→ CHALLENGE
Read the entries below and pull out each line with the string "Bolivia".

**********

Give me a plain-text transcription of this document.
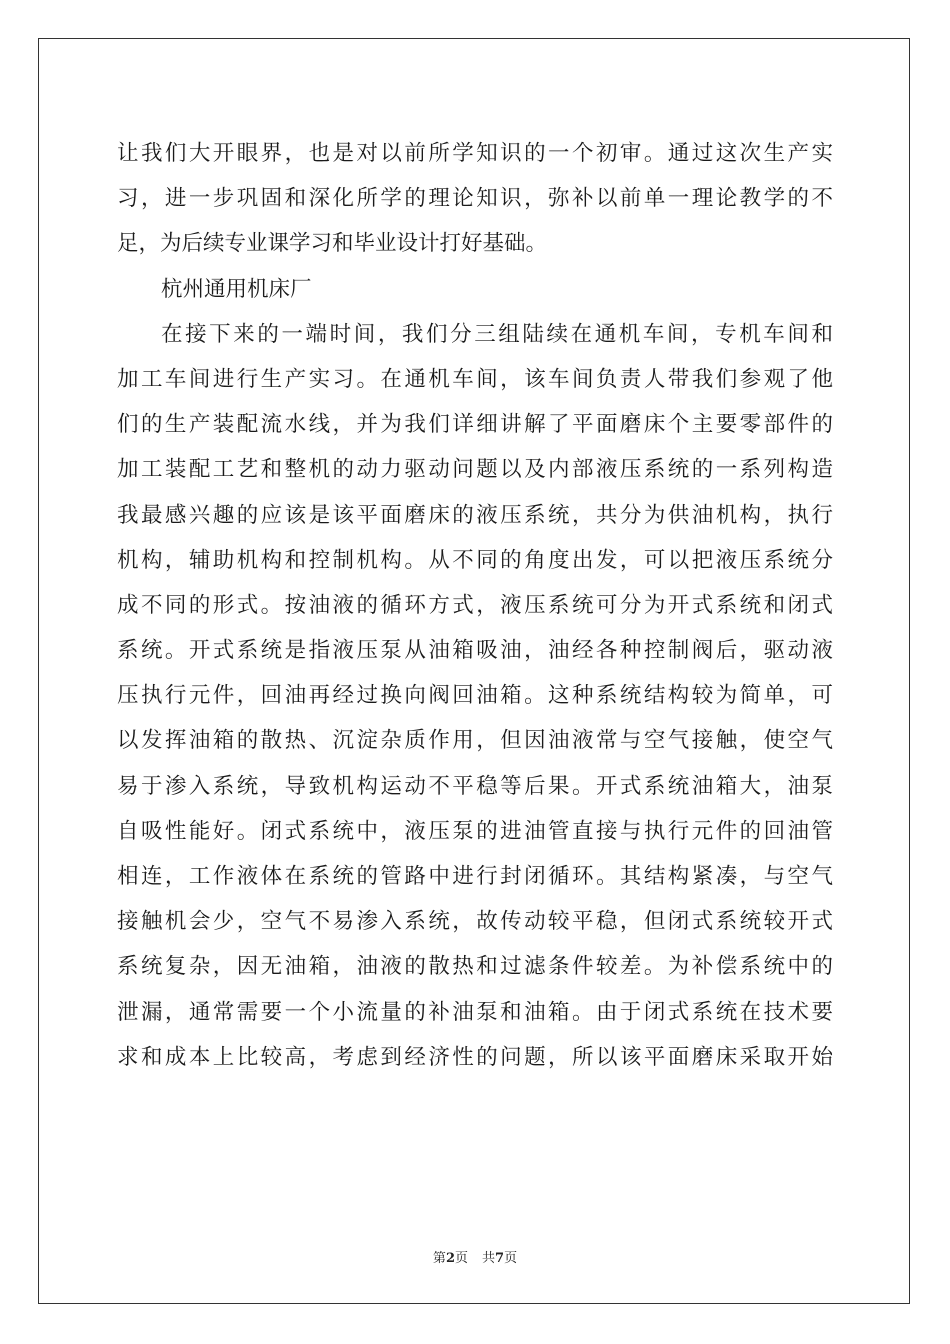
让我们大开眼界，也是对以前所学知识的一个初审。通过这次生产实
习，进一步巩固和深化所学的理论知识，弥补以前单一理论教学的不
足，为后续专业课学习和毕业设计打好基础。
杭州通用机床厂
在接下来的一端时间，我们分三组陆续在通机车间，专机车间和
加工车间进行生产实习。在通机车间，该车间负责人带我们参观了他
们的生产装配流水线，并为我们详细讲解了平面磨床个主要零部件的
加工装配工艺和整机的动力驱动问题以及内部液压系统的一系列构造
我最感兴趣的应该是该平面磨床的液压系统，共分为供油机构，执行
机构，辅助机构和控制机构。从不同的角度出发，可以把液压系统分
成不同的形式。按油液的循环方式，液压系统可分为开式系统和闭式
系统。开式系统是指液压泵从油箱吸油，油经各种控制阀后，驱动液
压执行元件，回油再经过换向阀回油箱。这种系统结构较为简单，可
以发挥油箱的散热、沉淀杂质作用，但因油液常与空气接触，使空气
易于渗入系统，导致机构运动不平稳等后果。开式系统油箱大，油泵
自吸性能好。闭式系统中，液压泵的进油管直接与执行元件的回油管
相连，工作液体在系统的管路中进行封闭循环。其结构紧凑，与空气
接触机会少，空气不易渗入系统，故传动较平稳，但闭式系统较开式
系统复杂，因无油箱，油液的散热和过滤条件较差。为补偿系统中的
泄漏，通常需要一个小流量的补油泵和油箱。由于闭式系统在技术要
求和成本上比较高，考虑到经济性的问题，所以该平面磨床采取开始
第2页 共7页
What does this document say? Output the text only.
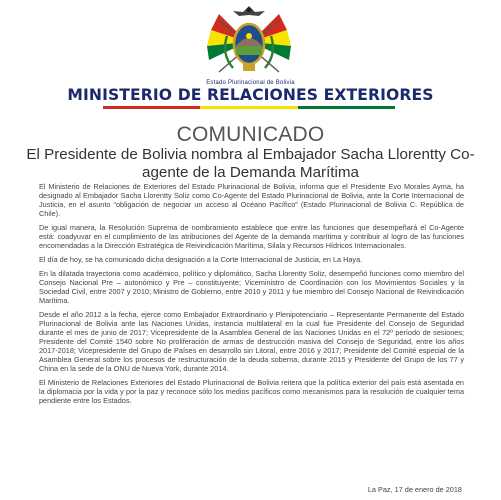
Estado Plurinacional de Bolivia
MINISTERIO DE RELACIONES EXTERIORES
COMUNICADO
El Presidente de Bolivia nombra al Embajador Sacha Llorentty Co-agente de la Demanda Marítima

El Ministerio de Relaciones de Exteriores del Estado Plurinacional de Bolivia, informa que el Presidente Evo Morales Ayma, ha designado al Embajador Sacha Llorentty Soliz como Co-Agente del Estado Plurinacional de Bolivia, ante la Corte Internacional de Justicia, en el asunto “obligación de negociar un acceso al Océano Pacífico” (Estado Plurinacional de Bolivia C. República de Chile).

De igual manera, la Resolución Suprema de nombramiento establece que entre las funciones que desempeñará el Co-Agente está: coadyuvar en el cumplimiento de las atribuciones del Agente de la demanda marítima y contribuir al logro de las funciones encomendadas a la Dirección Estratégica de Reivindicación Marítima, Silala y Recursos Hídricos Internacionales.

El día de hoy, se ha comunicado dicha designación a la Corte Internacional de Justicia, en La Haya.

En la dilatada trayectoria como académico, político y diplomático, Sacha Llorentty Soliz, desempeñó funciones como miembro del Consejo Nacional Pre – autonómico y Pre – constituyente; Viceministro de Coordinación con los Movimientos Sociales y la Sociedad Civil, entre 2007 y 2010; Ministro de Gobierno, entre 2010 y 2011 y fue miembro del Consejo Nacional de Reivindicación Marítima.

Desde el año 2012 a la fecha, ejerce como Embajador Extraordinario y Plenipotenciario – Representante Permanente del Estado Plurinacional de Bolivia ante las Naciones Unidas, instancia multilateral en la cual fue Presidente del Consejo de Seguridad durante el mes de junio de 2017; Vicepresidente de la Asamblea General de las Naciones Unidas en el 72º período de sesiones; Presidente del Comité 1540 sobre No proliferación de armas de destrucción masiva del Consejo de Seguridad, entre los años 2017-2018; Vicepresidente del Grupo de Países en desarrollo sin Litoral, entre 2016 y 2017; Presidente del Comité especial de la Asamblea General sobre los procesos de restructuración de la deuda soberna, durante 2015 y Presidente del Grupo de los 77 y China en la sede de la ONU de Nueva York, durante 2014.

El Ministerio de Relaciones Exteriores del Estado Plurinacional de Bolivia reitera que la política exterior del país está asentada en la diplomacia por la vida y por la paz y reconoce sólo los medios pacíficos como mecanismos para la resolución de cualquier tema pendiente entre los Estados.

La Paz, 17 de enero de 2018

**********

→ TASK ANSWER
Estado Plurinacional de Bolivia
El Presidente de Bolivia nombra al Embajador Sacha Llorentty Co-agente de la Demanda Marítima
El Ministerio de Relaciones de Exteriores del Estado Plurinacional de Bolivia, informa que el Presidente Evo Morales Ayma, ha designado al Embajador Sacha Llorentty Soliz como Co-Agente del Estado Plurinacional de Bolivia, ante la Corte Internacional de Justicia, en el asunto “obligación de negociar un acceso al Océano Pacífico” (Estado Plurinacional de Bolivia C. República de Chile).
Desde el año 2012 a la fecha, ejerce como Embajador Extraordinario y Plenipotenciario – Representante Permanente del Estado Plurinacional de Bolivia ante las Naciones Unidas, instancia multilateral en la cual fue Presidente del Consejo de Seguridad durante el mes de junio de 2017; Vicepresidente de la Asamblea General de las Naciones Unidas en el 72º período de sesiones; Presidente del Comité 1540 sobre No proliferación de armas de destrucción masiva del Consejo de Seguridad, entre los años 2017-2018; Vicepresidente del Grupo de Países en desarrollo sin Litoral, entre 2016 y 2017; Presidente del Comité especial de la Asamblea General sobre los procesos de restructuración de la deuda soberna, durante 2015 y Presidente del Grupo de los 77 y China en la sede de la ONU de Nueva York, durante 2014.
El Ministerio de Relaciones Exteriores del Estado Plurinacional de Bolivia reitera que la política exterior del país está asentada en la diplomacia por la vida y por la paz y reconoce sólo los medios pacíficos como mecanismos para la resolución de cualquier tema pendiente entre los Estados.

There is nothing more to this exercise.